REQUIRED TASK: In how many lines does the string "oder" appear? Answer with the number only.

(Extracted data entries)
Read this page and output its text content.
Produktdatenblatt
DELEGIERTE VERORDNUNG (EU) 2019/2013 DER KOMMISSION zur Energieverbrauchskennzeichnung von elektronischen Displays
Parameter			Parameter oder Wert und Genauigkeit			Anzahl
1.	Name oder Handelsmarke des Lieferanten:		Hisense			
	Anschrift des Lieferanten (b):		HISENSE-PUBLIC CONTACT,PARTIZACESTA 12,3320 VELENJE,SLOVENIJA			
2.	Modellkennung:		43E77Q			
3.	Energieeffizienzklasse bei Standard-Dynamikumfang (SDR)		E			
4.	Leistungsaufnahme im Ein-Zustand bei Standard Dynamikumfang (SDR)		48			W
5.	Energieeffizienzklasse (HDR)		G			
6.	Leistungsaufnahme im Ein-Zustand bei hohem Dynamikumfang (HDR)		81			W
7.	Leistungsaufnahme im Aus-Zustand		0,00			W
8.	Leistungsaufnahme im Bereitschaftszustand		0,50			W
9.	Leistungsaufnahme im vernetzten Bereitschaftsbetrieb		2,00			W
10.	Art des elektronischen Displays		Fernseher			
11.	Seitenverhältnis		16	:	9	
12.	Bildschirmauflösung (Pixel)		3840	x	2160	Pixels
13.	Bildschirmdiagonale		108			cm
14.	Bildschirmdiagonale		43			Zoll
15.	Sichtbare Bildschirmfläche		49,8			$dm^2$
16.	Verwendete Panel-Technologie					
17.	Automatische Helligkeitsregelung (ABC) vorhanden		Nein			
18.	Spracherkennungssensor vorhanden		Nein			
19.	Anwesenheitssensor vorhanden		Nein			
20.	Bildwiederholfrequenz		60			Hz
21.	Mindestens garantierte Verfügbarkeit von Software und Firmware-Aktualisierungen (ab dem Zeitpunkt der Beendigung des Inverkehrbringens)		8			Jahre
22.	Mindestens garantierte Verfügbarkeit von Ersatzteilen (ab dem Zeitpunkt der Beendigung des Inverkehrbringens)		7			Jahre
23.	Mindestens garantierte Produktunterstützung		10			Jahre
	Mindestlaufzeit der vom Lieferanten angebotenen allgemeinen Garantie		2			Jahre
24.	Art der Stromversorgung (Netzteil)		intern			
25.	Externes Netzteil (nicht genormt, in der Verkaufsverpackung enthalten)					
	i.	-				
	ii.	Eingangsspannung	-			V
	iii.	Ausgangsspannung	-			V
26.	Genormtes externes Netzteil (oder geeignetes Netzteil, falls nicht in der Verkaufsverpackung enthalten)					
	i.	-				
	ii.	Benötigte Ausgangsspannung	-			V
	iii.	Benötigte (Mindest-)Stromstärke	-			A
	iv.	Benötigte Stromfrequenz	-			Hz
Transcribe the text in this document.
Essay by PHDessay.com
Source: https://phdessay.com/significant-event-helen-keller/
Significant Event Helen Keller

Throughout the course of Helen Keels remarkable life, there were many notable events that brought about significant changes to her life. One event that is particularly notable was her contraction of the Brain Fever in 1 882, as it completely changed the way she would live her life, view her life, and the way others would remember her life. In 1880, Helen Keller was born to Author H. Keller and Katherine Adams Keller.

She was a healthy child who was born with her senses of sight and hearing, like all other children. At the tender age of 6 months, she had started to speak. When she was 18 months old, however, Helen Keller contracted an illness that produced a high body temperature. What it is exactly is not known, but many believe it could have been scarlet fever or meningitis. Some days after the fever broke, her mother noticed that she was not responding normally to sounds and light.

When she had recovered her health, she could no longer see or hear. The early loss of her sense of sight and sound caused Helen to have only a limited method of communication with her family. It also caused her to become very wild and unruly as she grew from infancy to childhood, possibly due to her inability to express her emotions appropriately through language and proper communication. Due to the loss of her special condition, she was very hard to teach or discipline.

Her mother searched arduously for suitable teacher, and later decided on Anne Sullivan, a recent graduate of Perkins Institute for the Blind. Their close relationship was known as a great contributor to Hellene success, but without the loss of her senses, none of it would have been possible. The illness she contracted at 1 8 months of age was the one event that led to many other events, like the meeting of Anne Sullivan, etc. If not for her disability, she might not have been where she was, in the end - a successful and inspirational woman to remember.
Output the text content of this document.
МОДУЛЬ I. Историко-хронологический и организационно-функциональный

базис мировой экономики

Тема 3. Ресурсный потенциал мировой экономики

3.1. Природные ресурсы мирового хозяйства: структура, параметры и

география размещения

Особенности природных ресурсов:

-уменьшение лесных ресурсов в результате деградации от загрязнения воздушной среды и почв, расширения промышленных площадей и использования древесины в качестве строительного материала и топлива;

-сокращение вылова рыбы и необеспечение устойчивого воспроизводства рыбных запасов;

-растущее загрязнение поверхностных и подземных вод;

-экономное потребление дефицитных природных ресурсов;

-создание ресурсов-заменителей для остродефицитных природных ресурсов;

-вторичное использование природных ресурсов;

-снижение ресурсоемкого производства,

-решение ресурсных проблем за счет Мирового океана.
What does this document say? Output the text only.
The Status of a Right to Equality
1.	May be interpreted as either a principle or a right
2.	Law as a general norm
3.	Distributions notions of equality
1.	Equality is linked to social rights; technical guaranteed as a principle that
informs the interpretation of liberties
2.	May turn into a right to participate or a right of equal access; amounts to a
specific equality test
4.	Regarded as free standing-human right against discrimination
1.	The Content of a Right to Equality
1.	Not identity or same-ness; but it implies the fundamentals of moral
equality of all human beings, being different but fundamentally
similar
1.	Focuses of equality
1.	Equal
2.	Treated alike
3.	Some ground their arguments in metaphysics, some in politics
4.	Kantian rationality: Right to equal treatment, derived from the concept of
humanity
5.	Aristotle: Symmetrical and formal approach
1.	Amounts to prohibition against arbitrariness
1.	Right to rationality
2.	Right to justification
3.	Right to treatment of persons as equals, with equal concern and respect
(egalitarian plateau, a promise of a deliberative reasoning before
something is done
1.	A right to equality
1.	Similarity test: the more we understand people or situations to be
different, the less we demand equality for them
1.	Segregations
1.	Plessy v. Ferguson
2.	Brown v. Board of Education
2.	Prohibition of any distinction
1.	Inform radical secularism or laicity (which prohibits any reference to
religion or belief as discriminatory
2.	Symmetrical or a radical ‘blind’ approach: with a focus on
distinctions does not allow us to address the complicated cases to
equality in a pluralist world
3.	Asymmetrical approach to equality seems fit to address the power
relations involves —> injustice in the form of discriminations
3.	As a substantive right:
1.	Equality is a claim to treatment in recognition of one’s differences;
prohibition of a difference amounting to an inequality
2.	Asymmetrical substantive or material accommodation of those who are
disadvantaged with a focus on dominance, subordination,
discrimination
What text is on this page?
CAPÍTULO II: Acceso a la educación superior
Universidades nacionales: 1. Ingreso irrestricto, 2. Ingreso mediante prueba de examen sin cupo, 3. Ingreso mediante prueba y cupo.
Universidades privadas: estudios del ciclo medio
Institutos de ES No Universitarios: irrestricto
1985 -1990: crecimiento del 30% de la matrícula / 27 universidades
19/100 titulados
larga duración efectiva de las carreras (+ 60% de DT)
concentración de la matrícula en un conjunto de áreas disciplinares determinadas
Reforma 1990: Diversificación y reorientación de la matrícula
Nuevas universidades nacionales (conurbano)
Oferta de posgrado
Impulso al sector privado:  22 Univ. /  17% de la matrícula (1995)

RIGHT ANSWER: 3